**TO BE DONE:**
1. Answer these questions from the passage on SIXT's third-quarter results:
(a) What EBT margin did SIXT record for the third quarter?
(b) By what percentage did total marketing expenses rise compared to Q3 2022?
(c) Which two US basketball clubs did SIXT form partnerships with?
2. Write the next part of the passage on SIXT's third-quarter results, picking up after its final sentence.

With regard to the EBT margin, SIXT closed the third quarter at 21.9%, which is both significantly above the generally targeted margin of 10% and clearly above the third quarter margin in 2019 (18.8%). This is particularly noteworthy as many strategic investments and, above all, exogenous effects had an impact on the result.
Investments and growth initiatives
SIXT deliberately continued to invest heavily in service quality by expanding its staff, particularly at the branches (total personnel expenses +9.8% compared to Q3 2022; +46.0% compared to Q3 2019), in the expansion of its brand, by running a broad marketing campaign in the US in particular (total marketing expenses +49.4% compared to Q3 2022; +144.5% compared to Q3 2019) and in the area of technology and related customer offerings (total spending on technology remained constant compared to Q3 2022; +82.6% compared to Q3 2019).
The company also announced new partnerships in recent months and continued its expansion across all segments. For example, SIXT has entered into partnerships with the renowned US basketball clubs Los Angeles Lakers and Chicago Bulls in order to further expand its brand presence in the strategic growth market of the US and – after opening many new branches at airports in the first half of the year – recently opened five more branches in attractive downtown locations in North America (Houston, Fort Worth, Boston, Jersey City and Toronto). In the meantime, SIXT opened its largest European downtown branch (in terms of car park capacity) in Munich at the beginning of November and achieved market leadership at Nice and Paris-Charles-de-Gaulle airports in France for the first time ever in the important holiday month of July.

**RECORDS PROVIDED:**
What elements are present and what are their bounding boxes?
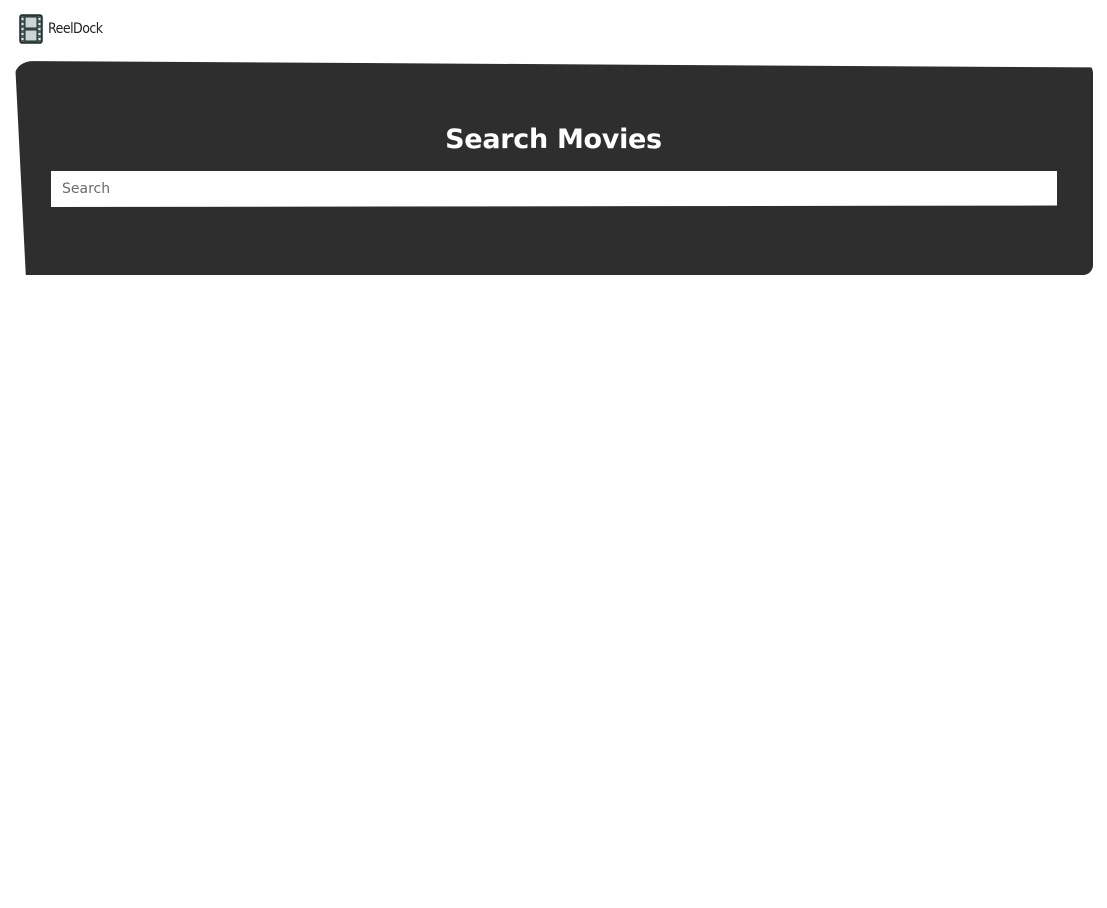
search-input[interactable] (51, 171, 1057, 207)
brand-home-link[interactable]: ReelDock (18, 14, 109, 44)
film-strip-icon (19, 14, 43, 44)
page-title: Search Movies (445, 124, 662, 155)
brand-name: ReelDock (48, 21, 103, 37)
search-hero-panel (15, 61, 1093, 275)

**ANSWERS PROVIDED:**
1.
(a) 21.9%
(b) 49.4%
(c) The Los Angeles Lakers and the Chicago Bulls

2.
SIXT has also engaged in a partnership with the chauffeur service Blacklane that is aimed at international markets, under which SIXT makes Blacklane’s services bookable as an asset light model via its mobility platform and at the same time makes SIXT an important investor in the company.
Macro-economic and political influencing factors
Macroeconomic and political factors also had an impact on earnings: During the summer months in particular, the global rise in interest rates led to significantly higher interest expenses (EUR +24.5 million in Q3 2023 compared to Q3 2022: +266%).
The significant changes in market conditions for electric vehicles in recent months had a negative impact on earnings as well. Residual values for pure electric vehicles (BEV) are generally still much lower than for combustion vehicles and have come under even greater pressure in recent months due to discount campaigns by several manufacturers. At the same time, the list prices are still noticeably higher compared to combustion vehicles and repairs are comparatively more expensive. Coupled with the higher level of interest rates, this leads to significantly higher costs of ownership for SIXT’s gradually expanding fleet of battery electric vehicles (nearly 6% pure electric vehicles in the fleet in SIXT corporate countries in Q3 2023).
In general, it can also be said that the demand for electromobility is still clearly below the level of combustion engines – and this is noticeable for SIXT too. The fact that the total number of new BEV registrations in Germany has recently even fallen sharply (-29% in September 2023 compared to the same month last year) suggests that the framework conditions are currently not yet sufficient to increase the number of e-vehicles on the road to the politically defined level. Taking this into consideration, the cancellation of purchase premiums (“BAFA-Prämien”) for commercial customers in Germany in September is unlikely to have been very useful.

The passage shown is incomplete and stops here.